§ What is asked
Copy out all the entries exactly.

________________________

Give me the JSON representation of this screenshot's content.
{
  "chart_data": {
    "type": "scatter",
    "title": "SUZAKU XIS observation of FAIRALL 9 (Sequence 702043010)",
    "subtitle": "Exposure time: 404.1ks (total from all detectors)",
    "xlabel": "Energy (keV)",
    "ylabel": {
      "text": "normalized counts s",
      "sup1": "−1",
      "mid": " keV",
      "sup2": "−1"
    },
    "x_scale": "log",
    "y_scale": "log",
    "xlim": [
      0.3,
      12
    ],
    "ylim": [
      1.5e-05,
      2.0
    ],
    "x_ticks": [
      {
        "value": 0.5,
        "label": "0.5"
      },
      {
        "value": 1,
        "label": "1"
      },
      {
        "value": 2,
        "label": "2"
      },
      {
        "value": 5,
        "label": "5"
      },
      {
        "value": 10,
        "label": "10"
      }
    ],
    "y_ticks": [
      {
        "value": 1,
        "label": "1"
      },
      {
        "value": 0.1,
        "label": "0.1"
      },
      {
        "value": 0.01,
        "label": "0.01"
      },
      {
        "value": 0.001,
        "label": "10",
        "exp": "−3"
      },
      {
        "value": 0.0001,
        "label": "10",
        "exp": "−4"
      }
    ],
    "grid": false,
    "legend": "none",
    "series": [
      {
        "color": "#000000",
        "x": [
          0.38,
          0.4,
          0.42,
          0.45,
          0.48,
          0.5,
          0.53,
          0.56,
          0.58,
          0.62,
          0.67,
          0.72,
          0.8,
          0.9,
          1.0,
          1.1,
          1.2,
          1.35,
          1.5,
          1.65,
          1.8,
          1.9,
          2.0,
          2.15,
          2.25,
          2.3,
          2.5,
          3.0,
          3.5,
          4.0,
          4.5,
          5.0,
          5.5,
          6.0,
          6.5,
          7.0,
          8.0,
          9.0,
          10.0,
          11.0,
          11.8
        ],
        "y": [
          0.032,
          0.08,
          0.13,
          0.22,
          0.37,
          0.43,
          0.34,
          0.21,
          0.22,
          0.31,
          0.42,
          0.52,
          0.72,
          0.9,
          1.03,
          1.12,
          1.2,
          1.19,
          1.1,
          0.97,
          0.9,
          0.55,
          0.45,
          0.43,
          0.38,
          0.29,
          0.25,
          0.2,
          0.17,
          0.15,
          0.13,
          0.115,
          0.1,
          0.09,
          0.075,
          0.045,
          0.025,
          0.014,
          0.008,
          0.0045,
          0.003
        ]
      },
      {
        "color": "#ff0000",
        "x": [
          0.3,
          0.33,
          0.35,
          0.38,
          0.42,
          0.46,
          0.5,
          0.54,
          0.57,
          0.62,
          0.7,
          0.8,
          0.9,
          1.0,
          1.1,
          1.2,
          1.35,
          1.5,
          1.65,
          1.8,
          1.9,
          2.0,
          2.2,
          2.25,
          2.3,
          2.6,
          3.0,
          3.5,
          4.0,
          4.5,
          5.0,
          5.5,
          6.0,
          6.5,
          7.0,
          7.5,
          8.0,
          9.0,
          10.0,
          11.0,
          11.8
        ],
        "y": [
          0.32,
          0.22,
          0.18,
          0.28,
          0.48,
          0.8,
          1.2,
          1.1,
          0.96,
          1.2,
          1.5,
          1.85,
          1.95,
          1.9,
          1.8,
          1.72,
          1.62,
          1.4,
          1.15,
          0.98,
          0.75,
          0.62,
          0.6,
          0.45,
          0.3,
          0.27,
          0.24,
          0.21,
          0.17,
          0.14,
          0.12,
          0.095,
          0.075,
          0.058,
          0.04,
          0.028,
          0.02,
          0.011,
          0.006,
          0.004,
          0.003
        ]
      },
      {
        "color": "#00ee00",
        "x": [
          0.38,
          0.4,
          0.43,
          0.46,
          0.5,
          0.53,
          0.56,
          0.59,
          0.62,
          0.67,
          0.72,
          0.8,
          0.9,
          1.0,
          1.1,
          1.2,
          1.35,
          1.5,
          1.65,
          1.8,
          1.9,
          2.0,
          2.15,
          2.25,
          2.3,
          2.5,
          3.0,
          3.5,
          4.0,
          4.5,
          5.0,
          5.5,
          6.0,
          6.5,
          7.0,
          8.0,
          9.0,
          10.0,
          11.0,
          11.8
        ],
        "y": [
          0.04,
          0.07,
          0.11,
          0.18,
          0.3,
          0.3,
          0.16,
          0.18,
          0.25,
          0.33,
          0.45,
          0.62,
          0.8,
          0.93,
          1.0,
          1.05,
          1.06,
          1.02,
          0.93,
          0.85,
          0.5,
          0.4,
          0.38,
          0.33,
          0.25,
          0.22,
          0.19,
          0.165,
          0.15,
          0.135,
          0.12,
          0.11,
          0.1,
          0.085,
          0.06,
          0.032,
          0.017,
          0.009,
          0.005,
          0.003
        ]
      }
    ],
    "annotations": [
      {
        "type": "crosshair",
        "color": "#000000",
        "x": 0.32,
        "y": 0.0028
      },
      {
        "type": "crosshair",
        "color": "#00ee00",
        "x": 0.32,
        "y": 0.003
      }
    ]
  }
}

________________________

§ Answer to this problem
Give me the JSON representation of this screenshot's content.
{
  "chart_data": {
    "type": "scatter",
    "title": "SUZAKU XIS observation of FAIRALL 9 (Sequence 702043010)",
    "subtitle": "Exposure time: 404.1ks (total from all detectors)",
    "xlabel": "Energy (keV)",
    "ylabel": {
      "text": "normalized counts s",
      "sup1": "−1",
      "mid": " keV",
      "sup2": "−1"
    },
    "x_scale": "log",
    "y_scale": "log",
    "xlim": [
      0.3,
      12
    ],
    "ylim": [
      1.5e-05,
      2.0
    ],
    "x_ticks": [
      {
        "value": 0.5,
        "label": "0.5"
      },
      {
        "value": 1,
        "label": "1"
      },
      {
        "value": 2,
        "label": "2"
      },
      {
        "value": 5,
        "label": "5"
      },
      {
        "value": 10,
        "label": "10"
      }
    ],
    "y_ticks": [
      {
        "value": 1,
        "label": "1"
      },
      {
        "value": 0.1,
        "label": "0.1"
      },
      {
        "value": 0.01,
        "label": "0.01"
      },
      {
        "value": 0.001,
        "label": "10",
        "exp": "−3"
      },
      {
        "value": 0.0001,
        "label": "10",
        "exp": "−4"
      }
    ],
    "grid": false,
    "legend": "none",
    "series": [
      {
        "color": "#000000",
        "x": [
          0.38,
          0.4,
          0.42,
          0.45,
          0.48,
          0.5,
          0.53,
          0.56,
          0.58,
          0.62,
          0.67,
          0.72,
          0.8,
          0.9,
          1.0,
          1.1,
          1.2,
          1.35,
          1.5,
          1.65,
          1.8,
          1.9,
          2.0,
          2.15,
          2.25,
          2.3,
          2.5,
          3.0,
          3.5,
          4.0,
          4.5,
          5.0,
          5.5,
          6.0,
          6.5,
          7.0,
          8.0,
          9.0,
          10.0,
          11.0,
          11.8
        ],
        "y": [
          0.032,
          0.08,
          0.13,
          0.22,
          0.37,
          0.43,
          0.34,
          0.21,
          0.22,
          0.31,
          0.42,
          0.52,
          0.72,
          0.9,
          1.03,
          1.12,
          1.2,
          1.19,
          1.1,
          0.97,
          0.9,
          0.55,
          0.45,
          0.43,
          0.38,
          0.29,
          0.25,
          0.2,
          0.17,
          0.15,
          0.13,
          0.115,
          0.1,
          0.09,
          0.075,
          0.045,
          0.025,
          0.014,
          0.008,
          0.0045,
          0.003
        ]
      },
      {
        "color": "#ff0000",
        "x": [
          0.3,
          0.33,
          0.35,
          0.38,
          0.42,
          0.46,
          0.5,
          0.54,
          0.57,
          0.62,
          0.7,
          0.8,
          0.9,
          1.0,
          1.1,
          1.2,
          1.35,
          1.5,
          1.65,
          1.8,
          1.9,
          2.0,
          2.2,
          2.25,
          2.3,
          2.6,
          3.0,
          3.5,
          4.0,
          4.5,
          5.0,
          5.5,
          6.0,
          6.5,
          7.0,
          7.5,
          8.0,
          9.0,
          10.0,
          11.0,
          11.8
        ],
        "y": [
          0.32,
          0.22,
          0.18,
          0.28,
          0.48,
          0.8,
          1.2,
          1.1,
          0.96,
          1.2,
          1.5,
          1.85,
          1.95,
          1.9,
          1.8,
          1.72,
          1.62,
          1.4,
          1.15,
          0.98,
          0.75,
          0.62,
          0.6,
          0.45,
          0.3,
          0.27,
          0.24,
          0.21,
          0.17,
          0.14,
          0.12,
          0.095,
          0.075,
          0.058,
          0.04,
          0.028,
          0.02,
          0.011,
          0.006,
          0.004,
          0.003
        ]
      },
      {
        "color": "#00ee00",
        "x": [
          0.38,
          0.4,
          0.43,
          0.46,
          0.5,
          0.53,
          0.56,
          0.59,
          0.62,
          0.67,
          0.72,
          0.8,
          0.9,
          1.0,
          1.1,
          1.2,
          1.35,
          1.5,
          1.65,
          1.8,
          1.9,
          2.0,
          2.15,
          2.25,
          2.3,
          2.5,
          3.0,
          3.5,
          4.0,
          4.5,
          5.0,
          5.5,
          6.0,
          6.5,
          7.0,
          8.0,
          9.0,
          10.0,
          11.0,
          11.8
        ],
        "y": [
          0.04,
          0.07,
          0.11,
          0.18,
          0.3,
          0.3,
          0.16,
          0.18,
          0.25,
          0.33,
          0.45,
          0.62,
          0.8,
          0.93,
          1.0,
          1.05,
          1.06,
          1.02,
          0.93,
          0.85,
          0.5,
          0.4,
          0.38,
          0.33,
          0.25,
          0.22,
          0.19,
          0.165,
          0.15,
          0.135,
          0.12,
          0.11,
          0.1,
          0.085,
          0.06,
          0.032,
          0.017,
          0.009,
          0.005,
          0.003
        ]
      }
    ],
    "annotations": [
      {
        "type": "crosshair",
        "color": "#000000",
        "x": 0.32,
        "y": 0.0028
      },
      {
        "type": "crosshair",
        "color": "#00ee00",
        "x": 0.32,
        "y": 0.003
      }
    ]
  }
}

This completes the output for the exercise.